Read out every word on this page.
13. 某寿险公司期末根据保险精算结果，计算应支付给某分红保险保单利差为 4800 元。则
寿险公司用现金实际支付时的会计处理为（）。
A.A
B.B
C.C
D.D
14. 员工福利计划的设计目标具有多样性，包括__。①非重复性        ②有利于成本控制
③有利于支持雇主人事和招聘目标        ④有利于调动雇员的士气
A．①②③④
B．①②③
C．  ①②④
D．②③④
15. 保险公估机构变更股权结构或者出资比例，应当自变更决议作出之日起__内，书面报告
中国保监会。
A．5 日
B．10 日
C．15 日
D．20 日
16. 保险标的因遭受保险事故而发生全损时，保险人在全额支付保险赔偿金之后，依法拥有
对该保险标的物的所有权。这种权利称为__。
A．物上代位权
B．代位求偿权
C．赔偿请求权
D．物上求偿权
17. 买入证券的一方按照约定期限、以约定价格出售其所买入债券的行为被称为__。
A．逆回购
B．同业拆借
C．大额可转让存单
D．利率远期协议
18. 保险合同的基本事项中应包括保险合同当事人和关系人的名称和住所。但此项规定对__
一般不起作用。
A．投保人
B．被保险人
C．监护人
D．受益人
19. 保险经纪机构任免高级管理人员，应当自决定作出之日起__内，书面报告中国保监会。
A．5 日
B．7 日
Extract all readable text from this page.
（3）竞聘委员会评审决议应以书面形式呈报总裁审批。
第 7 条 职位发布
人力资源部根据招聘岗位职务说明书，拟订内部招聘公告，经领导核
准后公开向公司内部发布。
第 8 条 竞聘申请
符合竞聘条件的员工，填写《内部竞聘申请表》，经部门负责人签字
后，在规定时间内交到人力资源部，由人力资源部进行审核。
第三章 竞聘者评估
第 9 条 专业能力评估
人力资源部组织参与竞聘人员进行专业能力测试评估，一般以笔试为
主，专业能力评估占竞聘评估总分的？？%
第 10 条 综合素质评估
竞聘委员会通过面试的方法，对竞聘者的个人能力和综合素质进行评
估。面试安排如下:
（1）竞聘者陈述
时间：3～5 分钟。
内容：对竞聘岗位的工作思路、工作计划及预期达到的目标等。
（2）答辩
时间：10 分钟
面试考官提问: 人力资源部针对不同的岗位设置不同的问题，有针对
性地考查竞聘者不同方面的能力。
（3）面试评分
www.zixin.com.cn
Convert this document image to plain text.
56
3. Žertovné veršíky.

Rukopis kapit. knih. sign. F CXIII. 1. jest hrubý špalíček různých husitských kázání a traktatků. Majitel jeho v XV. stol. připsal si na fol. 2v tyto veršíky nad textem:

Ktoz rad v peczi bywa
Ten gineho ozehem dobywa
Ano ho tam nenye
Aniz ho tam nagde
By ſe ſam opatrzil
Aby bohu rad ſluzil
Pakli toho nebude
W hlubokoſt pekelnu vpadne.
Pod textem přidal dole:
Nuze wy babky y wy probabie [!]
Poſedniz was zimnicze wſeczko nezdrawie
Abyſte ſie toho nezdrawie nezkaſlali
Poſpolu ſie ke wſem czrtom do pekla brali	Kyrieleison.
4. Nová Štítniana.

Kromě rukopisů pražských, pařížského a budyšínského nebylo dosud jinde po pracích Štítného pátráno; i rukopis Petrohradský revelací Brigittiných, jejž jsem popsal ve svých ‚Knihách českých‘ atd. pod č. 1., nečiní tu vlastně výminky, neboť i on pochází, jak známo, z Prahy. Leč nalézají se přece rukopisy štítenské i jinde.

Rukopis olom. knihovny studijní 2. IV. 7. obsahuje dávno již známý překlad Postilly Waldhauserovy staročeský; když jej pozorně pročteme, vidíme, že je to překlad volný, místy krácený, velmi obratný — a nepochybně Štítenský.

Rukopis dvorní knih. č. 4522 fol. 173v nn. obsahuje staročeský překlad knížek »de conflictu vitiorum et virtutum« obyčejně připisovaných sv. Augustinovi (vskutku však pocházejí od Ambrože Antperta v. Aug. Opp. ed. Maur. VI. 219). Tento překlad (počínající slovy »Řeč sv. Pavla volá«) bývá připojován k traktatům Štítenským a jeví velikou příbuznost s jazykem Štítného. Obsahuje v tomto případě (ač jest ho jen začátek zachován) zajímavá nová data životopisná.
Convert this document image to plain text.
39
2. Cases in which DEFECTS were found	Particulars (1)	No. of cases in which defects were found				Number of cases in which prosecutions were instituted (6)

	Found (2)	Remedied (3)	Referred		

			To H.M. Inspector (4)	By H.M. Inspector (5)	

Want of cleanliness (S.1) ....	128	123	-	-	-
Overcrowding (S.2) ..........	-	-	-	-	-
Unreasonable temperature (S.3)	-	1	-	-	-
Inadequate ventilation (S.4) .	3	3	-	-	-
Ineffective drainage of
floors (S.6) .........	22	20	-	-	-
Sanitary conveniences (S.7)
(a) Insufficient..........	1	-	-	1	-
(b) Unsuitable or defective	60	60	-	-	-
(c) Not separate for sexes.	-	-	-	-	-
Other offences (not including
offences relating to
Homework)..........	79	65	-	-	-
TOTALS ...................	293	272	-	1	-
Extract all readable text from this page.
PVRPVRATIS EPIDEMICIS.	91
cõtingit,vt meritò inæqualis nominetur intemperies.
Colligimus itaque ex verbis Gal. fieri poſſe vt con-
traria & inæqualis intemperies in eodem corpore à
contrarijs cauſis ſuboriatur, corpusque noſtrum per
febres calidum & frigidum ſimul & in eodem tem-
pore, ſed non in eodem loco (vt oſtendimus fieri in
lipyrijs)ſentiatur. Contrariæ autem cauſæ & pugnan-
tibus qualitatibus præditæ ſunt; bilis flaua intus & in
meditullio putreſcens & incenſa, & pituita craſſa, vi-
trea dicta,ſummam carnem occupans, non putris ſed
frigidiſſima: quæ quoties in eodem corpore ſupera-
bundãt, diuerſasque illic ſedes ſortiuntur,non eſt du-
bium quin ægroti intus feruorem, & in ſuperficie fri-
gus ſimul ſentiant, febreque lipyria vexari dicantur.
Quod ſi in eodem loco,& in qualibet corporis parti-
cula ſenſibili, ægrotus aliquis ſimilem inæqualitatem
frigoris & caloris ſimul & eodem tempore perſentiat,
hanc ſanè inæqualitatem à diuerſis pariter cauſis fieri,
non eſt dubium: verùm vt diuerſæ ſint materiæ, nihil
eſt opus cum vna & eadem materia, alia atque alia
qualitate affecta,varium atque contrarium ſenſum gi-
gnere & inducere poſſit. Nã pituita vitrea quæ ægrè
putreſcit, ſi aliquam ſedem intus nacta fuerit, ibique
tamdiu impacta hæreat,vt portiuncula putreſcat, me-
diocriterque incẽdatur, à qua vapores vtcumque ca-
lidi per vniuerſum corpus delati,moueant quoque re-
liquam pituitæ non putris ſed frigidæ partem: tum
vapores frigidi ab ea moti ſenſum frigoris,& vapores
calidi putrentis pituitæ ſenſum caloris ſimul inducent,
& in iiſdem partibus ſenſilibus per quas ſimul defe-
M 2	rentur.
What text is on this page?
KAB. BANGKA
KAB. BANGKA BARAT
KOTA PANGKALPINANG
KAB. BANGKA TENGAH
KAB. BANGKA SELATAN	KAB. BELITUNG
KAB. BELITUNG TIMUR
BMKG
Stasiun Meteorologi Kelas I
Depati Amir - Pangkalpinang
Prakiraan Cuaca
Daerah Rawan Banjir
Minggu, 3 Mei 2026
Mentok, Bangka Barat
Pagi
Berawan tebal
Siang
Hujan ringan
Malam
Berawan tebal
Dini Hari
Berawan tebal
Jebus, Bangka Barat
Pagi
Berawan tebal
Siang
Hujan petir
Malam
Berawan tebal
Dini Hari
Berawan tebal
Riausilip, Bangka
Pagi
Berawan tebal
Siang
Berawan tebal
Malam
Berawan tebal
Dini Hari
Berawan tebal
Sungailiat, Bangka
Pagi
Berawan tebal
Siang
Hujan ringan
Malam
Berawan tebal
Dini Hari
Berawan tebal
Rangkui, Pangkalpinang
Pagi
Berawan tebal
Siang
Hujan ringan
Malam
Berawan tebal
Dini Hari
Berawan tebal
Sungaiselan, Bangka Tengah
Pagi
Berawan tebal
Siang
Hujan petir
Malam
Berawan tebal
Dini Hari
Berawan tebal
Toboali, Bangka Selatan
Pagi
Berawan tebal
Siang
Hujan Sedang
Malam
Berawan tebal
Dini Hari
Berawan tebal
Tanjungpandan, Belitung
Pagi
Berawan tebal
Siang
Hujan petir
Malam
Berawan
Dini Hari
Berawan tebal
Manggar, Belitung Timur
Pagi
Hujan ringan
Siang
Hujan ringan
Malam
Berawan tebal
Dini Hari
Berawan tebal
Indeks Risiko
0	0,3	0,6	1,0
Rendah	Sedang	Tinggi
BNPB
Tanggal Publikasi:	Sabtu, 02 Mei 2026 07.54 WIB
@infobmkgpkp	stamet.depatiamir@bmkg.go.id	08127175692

What is asked
Take the lines above from the one holding "What text is on this page?" to the last and output them exactly.

Answer to the task
What text is on this page?
KAB. BANGKA
KAB. BANGKA BARAT
KOTA PANGKALPINANG
KAB. BANGKA TENGAH
KAB. BANGKA SELATAN	KAB. BELITUNG
KAB. BELITUNG TIMUR
BMKG
Stasiun Meteorologi Kelas I
Depati Amir - Pangkalpinang
Prakiraan Cuaca
Daerah Rawan Banjir
Minggu, 3 Mei 2026
Mentok, Bangka Barat
Pagi
Berawan tebal
Siang
Hujan ringan
Malam
Berawan tebal
Dini Hari
Berawan tebal
Jebus, Bangka Barat
Pagi
Berawan tebal
Siang
Hujan petir
Malam
Berawan tebal
Dini Hari
Berawan tebal
Riausilip, Bangka
Pagi
Berawan tebal
Siang
Berawan tebal
Malam
Berawan tebal
Dini Hari
Berawan tebal
Sungailiat, Bangka
Pagi
Berawan tebal
Siang
Hujan ringan
Malam
Berawan tebal
Dini Hari
Berawan tebal
Rangkui, Pangkalpinang
Pagi
Berawan tebal
Siang
Hujan ringan
Malam
Berawan tebal
Dini Hari
Berawan tebal
Sungaiselan, Bangka Tengah
Pagi
Berawan tebal
Siang
Hujan petir
Malam
Berawan tebal
Dini Hari
Berawan tebal
Toboali, Bangka Selatan
Pagi
Berawan tebal
Siang
Hujan Sedang
Malam
Berawan tebal
Dini Hari
Berawan tebal
Tanjungpandan, Belitung
Pagi
Berawan tebal
Siang
Hujan petir
Malam
Berawan
Dini Hari
Berawan tebal
Manggar, Belitung Timur
Pagi
Hujan ringan
Siang
Hujan ringan
Malam
Berawan tebal
Dini Hari
Berawan tebal
Indeks Risiko
0	0,3	0,6	1,0
Rendah	Sedang	Tinggi
BNPB
Tanggal Publikasi:	Sabtu, 02 Mei 2026 07.54 WIB
@infobmkgpkp	stamet.depatiamir@bmkg.go.id	08127175692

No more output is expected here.